What is required. Gather all lines in the entries that include the word "перевозки".

Input rows.
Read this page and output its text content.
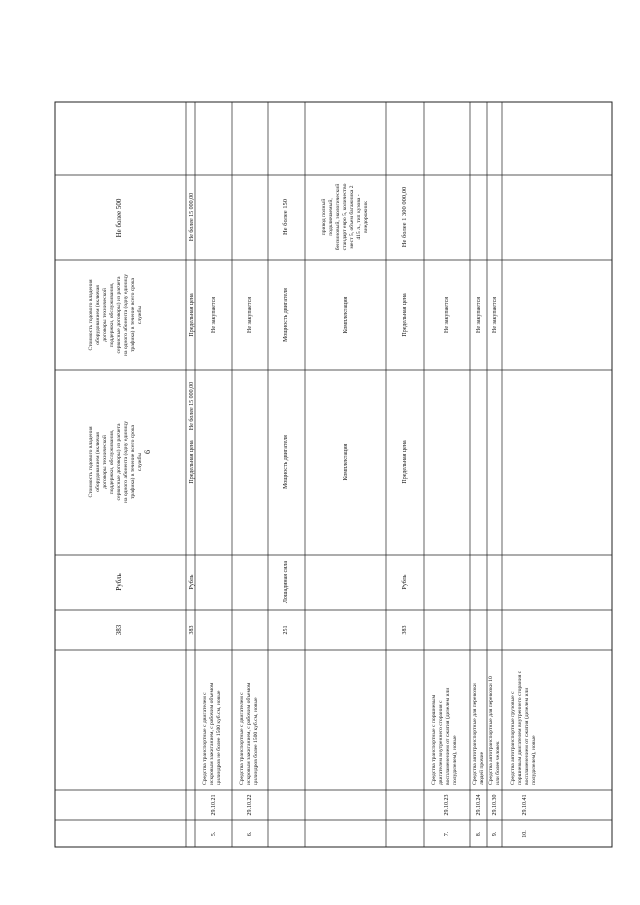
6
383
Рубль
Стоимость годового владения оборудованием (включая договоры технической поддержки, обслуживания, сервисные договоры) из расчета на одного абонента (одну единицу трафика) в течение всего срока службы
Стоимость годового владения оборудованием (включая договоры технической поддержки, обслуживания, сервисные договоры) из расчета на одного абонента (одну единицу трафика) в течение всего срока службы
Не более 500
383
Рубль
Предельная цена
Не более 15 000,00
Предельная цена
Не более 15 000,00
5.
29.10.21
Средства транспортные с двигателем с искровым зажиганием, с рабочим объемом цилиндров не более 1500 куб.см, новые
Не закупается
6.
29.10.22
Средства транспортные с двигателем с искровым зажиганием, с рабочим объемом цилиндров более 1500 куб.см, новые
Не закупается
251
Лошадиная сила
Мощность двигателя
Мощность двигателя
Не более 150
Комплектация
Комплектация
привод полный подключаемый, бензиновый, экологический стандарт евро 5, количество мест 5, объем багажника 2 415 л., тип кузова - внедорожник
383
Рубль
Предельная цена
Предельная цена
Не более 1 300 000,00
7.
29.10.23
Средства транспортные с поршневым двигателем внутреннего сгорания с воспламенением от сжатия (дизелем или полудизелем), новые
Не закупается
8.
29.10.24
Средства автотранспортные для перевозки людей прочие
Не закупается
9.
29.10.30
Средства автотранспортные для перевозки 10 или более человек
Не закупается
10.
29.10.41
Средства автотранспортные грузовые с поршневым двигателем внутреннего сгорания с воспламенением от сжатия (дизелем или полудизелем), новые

The reply.
Средства автотранспортные для перевозки людей прочие
Средства автотранспортные для перевозки 10 или более человек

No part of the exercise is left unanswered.